#### [THE REQUEST]
Scan the entries below for the word "финансовое". Copy each line that has it.

#### [SUPPLIED DATA]
◆ ◆ ◆ ◆ ◆

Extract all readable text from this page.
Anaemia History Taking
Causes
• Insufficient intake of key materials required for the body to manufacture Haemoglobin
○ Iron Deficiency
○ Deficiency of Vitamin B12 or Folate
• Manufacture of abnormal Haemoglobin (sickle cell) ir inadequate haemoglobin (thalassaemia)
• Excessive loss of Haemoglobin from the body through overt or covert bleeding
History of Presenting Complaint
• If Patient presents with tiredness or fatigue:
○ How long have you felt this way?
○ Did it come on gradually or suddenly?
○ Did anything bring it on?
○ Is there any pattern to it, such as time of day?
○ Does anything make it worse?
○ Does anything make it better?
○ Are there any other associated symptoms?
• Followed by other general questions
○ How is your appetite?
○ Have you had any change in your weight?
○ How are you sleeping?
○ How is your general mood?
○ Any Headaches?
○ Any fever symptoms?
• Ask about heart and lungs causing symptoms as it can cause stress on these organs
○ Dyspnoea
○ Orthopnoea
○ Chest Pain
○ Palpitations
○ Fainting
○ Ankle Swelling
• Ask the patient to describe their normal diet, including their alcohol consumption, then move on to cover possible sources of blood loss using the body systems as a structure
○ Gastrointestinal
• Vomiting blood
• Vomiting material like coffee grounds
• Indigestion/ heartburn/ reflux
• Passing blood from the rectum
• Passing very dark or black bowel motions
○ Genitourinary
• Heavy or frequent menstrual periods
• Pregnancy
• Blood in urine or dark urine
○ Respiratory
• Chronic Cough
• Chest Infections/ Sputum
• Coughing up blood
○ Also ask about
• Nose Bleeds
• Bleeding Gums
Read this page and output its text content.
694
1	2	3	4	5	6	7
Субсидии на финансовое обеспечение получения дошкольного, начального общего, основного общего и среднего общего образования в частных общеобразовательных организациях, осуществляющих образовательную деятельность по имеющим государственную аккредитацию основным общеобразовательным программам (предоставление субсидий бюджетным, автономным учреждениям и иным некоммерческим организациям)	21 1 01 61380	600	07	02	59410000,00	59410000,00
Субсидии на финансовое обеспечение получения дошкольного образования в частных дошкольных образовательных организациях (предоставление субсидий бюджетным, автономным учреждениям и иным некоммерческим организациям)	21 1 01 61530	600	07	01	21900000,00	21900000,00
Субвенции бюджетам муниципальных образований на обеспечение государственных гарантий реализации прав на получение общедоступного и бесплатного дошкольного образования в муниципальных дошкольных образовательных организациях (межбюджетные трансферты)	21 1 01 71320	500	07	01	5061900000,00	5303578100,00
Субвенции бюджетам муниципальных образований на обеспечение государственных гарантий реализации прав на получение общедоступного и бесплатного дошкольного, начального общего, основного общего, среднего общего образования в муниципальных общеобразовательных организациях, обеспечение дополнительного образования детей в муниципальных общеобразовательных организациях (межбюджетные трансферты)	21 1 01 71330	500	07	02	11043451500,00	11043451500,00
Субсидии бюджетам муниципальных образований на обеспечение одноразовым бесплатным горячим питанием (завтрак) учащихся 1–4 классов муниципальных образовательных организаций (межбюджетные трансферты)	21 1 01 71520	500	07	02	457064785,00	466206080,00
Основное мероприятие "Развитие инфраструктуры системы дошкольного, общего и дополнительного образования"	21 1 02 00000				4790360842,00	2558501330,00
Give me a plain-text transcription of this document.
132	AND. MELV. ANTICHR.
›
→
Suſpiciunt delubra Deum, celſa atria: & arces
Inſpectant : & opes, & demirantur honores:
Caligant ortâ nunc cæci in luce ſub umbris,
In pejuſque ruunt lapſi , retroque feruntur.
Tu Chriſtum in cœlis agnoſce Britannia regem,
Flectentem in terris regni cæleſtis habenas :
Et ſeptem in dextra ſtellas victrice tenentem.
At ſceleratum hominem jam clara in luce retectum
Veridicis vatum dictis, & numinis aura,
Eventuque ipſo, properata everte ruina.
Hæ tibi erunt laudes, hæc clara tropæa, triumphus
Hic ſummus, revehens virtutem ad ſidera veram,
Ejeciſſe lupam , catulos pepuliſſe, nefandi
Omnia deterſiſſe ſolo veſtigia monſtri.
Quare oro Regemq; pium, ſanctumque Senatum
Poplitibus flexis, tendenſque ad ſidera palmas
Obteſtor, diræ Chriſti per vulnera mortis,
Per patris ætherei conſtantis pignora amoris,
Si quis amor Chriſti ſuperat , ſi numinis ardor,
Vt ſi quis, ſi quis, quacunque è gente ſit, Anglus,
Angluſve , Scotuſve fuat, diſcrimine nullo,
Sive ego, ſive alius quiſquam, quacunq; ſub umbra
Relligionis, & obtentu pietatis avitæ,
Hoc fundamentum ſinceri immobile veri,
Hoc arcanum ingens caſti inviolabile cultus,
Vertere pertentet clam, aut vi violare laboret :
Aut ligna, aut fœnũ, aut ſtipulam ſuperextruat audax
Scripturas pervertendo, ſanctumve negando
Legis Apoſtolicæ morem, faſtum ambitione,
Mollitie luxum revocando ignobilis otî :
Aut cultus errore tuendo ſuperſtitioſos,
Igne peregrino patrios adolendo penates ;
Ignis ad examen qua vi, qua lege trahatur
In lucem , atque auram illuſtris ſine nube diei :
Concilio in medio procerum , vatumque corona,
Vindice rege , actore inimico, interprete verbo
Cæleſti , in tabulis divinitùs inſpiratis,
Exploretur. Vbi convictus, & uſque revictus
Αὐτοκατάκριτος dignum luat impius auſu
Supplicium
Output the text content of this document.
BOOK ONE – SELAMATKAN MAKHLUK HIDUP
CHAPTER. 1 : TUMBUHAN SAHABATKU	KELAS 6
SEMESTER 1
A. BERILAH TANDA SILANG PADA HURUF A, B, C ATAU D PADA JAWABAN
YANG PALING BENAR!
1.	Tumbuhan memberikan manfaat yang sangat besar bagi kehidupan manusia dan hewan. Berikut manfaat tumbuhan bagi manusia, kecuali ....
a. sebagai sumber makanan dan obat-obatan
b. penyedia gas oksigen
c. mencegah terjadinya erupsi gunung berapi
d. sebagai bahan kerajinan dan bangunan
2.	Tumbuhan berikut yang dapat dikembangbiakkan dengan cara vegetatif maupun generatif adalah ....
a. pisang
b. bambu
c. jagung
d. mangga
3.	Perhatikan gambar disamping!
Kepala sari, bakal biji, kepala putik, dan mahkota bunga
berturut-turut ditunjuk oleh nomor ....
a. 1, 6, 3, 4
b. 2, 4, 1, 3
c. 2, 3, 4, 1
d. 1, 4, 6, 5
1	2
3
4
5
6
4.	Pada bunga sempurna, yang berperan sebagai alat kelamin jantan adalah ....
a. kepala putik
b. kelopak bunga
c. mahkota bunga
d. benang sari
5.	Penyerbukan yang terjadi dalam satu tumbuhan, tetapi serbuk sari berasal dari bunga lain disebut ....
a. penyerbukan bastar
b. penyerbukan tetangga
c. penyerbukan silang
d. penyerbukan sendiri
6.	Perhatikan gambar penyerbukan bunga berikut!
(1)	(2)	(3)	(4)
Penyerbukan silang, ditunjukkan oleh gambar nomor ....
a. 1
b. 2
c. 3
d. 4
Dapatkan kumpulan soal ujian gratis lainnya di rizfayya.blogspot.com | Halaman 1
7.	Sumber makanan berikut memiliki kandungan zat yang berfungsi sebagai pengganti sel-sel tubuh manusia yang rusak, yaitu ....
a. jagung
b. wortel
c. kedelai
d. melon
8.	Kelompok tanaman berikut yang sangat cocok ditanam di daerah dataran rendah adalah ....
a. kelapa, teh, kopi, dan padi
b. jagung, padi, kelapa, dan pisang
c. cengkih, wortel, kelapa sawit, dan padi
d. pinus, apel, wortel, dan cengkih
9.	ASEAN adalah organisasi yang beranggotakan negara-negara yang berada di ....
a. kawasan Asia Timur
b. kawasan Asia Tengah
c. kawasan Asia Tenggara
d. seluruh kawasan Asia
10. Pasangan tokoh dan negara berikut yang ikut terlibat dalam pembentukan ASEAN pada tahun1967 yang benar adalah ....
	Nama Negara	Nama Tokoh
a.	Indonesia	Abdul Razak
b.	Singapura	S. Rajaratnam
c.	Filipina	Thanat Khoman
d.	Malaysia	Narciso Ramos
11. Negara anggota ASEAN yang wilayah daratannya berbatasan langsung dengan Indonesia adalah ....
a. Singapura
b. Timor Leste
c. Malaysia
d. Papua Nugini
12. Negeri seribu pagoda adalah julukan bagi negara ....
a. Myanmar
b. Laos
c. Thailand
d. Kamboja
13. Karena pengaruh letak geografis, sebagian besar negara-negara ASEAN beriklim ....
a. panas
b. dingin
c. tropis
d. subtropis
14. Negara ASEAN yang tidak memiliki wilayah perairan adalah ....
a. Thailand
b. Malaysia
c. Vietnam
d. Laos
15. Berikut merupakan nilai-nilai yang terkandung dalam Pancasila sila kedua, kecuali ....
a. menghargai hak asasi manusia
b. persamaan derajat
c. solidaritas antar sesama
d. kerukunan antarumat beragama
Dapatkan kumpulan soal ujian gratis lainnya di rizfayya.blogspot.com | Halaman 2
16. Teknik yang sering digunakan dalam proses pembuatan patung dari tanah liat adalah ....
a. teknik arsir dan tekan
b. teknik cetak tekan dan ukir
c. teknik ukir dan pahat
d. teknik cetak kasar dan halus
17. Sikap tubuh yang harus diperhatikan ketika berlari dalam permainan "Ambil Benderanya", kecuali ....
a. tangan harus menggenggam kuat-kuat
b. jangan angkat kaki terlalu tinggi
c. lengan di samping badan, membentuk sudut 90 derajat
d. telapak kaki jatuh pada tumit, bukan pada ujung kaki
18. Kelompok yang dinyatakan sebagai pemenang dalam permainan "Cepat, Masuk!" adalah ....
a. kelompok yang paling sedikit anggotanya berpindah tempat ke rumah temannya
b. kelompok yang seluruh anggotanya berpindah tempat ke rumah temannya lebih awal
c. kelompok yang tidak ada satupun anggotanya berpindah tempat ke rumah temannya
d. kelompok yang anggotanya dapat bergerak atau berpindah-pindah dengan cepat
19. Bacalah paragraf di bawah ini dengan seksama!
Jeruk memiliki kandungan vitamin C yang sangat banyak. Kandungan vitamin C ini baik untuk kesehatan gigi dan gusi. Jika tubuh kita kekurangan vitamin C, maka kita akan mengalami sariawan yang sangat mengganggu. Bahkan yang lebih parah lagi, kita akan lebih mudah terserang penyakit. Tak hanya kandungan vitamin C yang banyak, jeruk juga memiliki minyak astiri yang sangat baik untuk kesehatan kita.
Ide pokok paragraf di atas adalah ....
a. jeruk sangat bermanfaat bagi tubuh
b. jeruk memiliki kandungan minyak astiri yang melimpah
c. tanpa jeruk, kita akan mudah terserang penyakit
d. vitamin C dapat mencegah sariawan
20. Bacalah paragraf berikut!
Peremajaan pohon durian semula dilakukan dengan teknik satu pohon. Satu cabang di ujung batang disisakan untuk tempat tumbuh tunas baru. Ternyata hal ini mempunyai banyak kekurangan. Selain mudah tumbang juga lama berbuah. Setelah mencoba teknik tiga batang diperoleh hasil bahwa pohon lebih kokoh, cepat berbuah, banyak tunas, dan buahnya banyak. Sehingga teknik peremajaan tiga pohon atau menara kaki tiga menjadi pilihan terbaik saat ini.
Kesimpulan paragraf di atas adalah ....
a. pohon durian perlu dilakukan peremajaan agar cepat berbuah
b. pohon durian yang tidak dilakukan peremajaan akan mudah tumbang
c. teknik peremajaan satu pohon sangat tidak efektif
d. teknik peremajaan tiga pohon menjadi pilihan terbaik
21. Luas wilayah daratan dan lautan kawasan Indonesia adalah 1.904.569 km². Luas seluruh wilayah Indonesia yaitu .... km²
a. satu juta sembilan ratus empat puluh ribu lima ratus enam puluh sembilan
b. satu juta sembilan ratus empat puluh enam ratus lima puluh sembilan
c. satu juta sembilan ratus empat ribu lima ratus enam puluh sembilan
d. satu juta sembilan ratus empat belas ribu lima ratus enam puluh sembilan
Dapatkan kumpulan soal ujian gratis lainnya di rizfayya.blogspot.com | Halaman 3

◆ ◆ ◆ ◆ ◆

#### [OUTPUT FOR THIS EXERCISE]
Субсидии на финансовое обеспечение получения дошкольного, начального общего, основного общего и среднего общего образования в частных общеобразовательных организациях, осуществляющих образовательную деятельность по имеющим государственную аккредитацию основным общеобразовательным программам (предоставление субсидий бюджетным, автономным учреждениям и иным некоммерческим организациям)	21 1 01 61380	600	07	02	59410000,00	59410000,00
Субсидии на финансовое обеспечение получения дошкольного образования в частных дошкольных образовательных организациях (предоставление субсидий бюджетным, автономным учреждениям и иным некоммерческим организациям)	21 1 01 61530	600	07	01	21900000,00	21900000,00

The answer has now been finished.